[START OF PAGE TEXT]

Peak Freaks

http://www.freezerbox.com/archive/article.php?id=385

(Gold9472: I would request that everyone read this please.)

BY AARON NAPARSTEK
10.28.2005 | ENVIRONMENT

If you happened to be strolling down E. 35th Street in Manhattan around noon on Wednesday, October 5, you may have stumbled across the shirtless, shoeless young man with a wispy goatee meditating on the sidewalk in front of the Unitarian Universalist church between Madison and Park. Or you may have noticed the fellow in the orange jumpsuit, NASA-style, circa 1981. Perhaps you were stopped by a pasty-looking woman and asked, aggressively and completely at random, if you knew a doctor who could help her with the mysterious illness she believes she acquired while volunteering at Ground Zero after 9/11. These and about 400 others were in attendance for the first-ever Petrocollapse Conference, a day-long event organized to allow "tremendous authorities offering a wide range of expertise" to educate the public on Peak Oil, according to Jan Lundberg, a conference organizer and the morning's first speaker.

[END OF PAGE TEXT]
[START OF EXCERPTED DATA]

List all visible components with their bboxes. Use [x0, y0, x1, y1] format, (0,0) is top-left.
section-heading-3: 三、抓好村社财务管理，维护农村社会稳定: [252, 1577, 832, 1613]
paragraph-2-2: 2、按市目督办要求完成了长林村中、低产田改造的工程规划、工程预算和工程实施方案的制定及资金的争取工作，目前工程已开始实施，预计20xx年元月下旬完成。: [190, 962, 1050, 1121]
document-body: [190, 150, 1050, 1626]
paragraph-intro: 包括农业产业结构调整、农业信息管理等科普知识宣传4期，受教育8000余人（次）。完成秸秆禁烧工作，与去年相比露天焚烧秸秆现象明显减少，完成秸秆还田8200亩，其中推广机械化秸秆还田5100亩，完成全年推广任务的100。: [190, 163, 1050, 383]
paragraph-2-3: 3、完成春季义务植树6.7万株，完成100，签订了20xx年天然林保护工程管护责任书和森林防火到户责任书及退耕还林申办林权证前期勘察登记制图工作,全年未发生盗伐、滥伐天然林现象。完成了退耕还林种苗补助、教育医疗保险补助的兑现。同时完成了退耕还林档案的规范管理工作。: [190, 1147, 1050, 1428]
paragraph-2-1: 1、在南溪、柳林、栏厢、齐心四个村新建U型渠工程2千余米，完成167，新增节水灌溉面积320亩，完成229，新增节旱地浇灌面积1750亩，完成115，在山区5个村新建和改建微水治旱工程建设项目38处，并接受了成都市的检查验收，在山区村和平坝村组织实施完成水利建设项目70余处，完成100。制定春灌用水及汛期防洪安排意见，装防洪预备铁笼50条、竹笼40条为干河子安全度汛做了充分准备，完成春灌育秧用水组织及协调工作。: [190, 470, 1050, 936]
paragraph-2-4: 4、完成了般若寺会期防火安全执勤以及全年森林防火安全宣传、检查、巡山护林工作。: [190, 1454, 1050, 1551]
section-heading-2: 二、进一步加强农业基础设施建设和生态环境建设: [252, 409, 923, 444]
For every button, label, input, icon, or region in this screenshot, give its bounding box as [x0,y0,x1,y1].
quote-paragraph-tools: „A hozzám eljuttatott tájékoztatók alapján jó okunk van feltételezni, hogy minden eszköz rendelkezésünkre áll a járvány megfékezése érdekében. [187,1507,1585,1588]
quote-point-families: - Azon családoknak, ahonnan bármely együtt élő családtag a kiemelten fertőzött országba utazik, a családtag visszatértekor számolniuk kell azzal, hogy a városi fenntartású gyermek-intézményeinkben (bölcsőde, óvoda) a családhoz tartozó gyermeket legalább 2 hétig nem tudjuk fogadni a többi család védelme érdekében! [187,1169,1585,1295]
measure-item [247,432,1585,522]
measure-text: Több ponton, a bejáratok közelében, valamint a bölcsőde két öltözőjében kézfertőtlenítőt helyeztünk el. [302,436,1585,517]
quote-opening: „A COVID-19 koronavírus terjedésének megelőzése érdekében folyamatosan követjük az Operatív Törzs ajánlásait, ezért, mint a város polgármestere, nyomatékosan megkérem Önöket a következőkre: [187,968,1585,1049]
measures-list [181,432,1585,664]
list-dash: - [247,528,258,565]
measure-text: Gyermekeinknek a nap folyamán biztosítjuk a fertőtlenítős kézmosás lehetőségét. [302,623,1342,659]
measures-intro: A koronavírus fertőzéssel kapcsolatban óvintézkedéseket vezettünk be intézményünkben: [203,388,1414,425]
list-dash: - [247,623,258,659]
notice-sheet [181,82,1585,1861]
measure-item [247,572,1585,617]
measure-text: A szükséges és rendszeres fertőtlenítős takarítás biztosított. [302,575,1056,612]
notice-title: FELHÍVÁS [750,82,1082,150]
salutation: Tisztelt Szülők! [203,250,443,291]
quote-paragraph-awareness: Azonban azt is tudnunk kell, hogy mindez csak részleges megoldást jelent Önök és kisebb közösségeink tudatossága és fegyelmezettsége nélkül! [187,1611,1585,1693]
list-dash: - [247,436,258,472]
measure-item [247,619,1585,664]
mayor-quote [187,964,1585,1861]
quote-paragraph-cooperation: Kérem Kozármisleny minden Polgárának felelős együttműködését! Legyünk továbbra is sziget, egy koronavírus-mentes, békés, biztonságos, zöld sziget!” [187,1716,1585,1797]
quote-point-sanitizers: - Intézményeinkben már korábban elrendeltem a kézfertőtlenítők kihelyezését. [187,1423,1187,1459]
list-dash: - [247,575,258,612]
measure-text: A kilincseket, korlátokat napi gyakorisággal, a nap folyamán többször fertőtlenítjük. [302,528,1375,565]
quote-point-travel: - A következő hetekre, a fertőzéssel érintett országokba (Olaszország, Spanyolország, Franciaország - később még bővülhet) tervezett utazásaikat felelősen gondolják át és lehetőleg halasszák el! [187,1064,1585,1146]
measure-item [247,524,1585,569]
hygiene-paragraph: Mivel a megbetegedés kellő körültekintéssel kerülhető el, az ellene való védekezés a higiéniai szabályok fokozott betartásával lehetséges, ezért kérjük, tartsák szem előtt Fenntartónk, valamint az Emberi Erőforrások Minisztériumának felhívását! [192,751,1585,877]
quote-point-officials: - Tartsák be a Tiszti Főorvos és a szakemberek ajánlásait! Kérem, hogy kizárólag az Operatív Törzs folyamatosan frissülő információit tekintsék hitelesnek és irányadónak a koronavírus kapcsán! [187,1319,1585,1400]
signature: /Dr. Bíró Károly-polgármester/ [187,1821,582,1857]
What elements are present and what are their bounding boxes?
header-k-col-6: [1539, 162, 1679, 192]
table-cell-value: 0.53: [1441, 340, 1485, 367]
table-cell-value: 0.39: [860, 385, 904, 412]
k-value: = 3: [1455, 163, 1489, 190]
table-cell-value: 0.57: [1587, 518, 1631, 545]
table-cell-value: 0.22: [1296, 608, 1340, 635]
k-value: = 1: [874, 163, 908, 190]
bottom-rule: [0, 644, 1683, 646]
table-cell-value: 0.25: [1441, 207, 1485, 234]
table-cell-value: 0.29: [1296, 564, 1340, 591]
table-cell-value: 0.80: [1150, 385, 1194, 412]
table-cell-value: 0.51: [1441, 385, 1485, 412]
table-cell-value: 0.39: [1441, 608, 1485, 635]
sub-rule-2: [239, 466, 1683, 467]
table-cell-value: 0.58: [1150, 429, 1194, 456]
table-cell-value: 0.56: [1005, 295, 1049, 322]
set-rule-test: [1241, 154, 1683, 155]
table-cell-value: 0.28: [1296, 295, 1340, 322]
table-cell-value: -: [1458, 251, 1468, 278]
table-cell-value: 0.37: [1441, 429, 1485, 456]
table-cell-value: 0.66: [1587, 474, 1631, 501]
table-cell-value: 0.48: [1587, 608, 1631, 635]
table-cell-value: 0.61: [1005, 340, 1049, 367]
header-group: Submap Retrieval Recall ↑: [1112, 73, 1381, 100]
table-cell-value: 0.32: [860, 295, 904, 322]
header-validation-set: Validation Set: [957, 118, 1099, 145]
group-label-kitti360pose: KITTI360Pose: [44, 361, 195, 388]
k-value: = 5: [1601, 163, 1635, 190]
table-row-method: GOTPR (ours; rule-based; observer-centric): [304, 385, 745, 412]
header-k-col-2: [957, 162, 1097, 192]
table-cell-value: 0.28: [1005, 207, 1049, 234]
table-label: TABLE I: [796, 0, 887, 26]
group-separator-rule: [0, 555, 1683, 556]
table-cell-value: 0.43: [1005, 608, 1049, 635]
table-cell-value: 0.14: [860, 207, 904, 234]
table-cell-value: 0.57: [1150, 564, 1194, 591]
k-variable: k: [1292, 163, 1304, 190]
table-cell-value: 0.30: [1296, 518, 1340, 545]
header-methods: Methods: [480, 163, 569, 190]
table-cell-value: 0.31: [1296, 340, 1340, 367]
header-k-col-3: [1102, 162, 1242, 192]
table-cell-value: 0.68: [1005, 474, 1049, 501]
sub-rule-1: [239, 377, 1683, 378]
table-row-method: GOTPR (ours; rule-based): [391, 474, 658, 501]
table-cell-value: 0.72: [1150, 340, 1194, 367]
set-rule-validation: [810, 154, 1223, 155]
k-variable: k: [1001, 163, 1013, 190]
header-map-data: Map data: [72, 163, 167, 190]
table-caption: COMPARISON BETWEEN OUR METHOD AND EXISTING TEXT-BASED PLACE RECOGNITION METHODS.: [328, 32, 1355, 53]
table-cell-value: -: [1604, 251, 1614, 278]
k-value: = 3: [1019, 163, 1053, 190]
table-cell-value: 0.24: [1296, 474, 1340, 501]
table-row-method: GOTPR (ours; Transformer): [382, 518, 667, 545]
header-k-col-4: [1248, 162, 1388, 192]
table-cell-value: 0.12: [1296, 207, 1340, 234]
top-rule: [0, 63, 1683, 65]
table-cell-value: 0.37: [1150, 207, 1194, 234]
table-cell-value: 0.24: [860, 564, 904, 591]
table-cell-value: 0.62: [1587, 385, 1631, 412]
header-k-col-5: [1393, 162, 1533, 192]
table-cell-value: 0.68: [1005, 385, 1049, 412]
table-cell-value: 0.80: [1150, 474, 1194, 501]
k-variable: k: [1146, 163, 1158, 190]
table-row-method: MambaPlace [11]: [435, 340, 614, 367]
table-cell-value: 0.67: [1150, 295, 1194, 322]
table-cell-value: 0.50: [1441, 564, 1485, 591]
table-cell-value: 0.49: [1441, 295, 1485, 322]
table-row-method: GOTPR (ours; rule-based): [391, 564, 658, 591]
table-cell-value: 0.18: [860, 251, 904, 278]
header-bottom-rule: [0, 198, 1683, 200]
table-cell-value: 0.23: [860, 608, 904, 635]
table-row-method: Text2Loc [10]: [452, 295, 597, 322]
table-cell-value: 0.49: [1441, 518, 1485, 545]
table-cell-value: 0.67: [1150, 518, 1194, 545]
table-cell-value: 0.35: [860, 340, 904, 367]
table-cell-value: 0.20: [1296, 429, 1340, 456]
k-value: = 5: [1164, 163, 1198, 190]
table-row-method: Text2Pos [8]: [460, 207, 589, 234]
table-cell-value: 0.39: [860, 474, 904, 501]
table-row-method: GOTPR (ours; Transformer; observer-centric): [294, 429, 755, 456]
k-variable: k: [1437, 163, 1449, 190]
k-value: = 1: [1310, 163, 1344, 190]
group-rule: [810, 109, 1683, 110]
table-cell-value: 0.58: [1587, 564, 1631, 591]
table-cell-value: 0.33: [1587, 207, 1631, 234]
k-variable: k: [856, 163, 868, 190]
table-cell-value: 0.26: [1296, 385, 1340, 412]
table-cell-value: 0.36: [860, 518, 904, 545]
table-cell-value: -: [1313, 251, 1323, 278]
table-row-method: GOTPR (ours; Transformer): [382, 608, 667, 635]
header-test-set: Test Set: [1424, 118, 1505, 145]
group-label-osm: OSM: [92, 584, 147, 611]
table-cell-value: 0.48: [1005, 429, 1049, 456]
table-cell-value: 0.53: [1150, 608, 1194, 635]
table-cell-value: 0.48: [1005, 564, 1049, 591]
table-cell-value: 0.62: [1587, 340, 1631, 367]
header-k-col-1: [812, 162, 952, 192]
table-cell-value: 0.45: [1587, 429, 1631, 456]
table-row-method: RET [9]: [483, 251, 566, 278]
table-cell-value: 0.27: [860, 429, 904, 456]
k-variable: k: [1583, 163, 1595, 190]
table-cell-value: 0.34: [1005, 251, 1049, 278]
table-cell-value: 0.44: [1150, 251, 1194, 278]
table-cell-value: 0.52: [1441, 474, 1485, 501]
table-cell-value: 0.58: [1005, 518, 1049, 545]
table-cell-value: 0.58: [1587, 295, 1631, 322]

[END OF EXCERPTED DATA]

### WHAT TO WORK ON
**1)** According to the article on the Petrocollapse Conference, who was the morning's first speaker?
**2)** Collect every line of the records that contains the string "item".
The article and the records have nothing to do with each other.

### ANSWERS TO THE TASKS
**1)** Jan Lundberg, a conference organizer, was the morning's first speaker.

**2)**
measure-item [247,432,1585,522]
measure-item [247,572,1585,617]
measure-item [247,619,1585,664]
measure-item [247,524,1585,569]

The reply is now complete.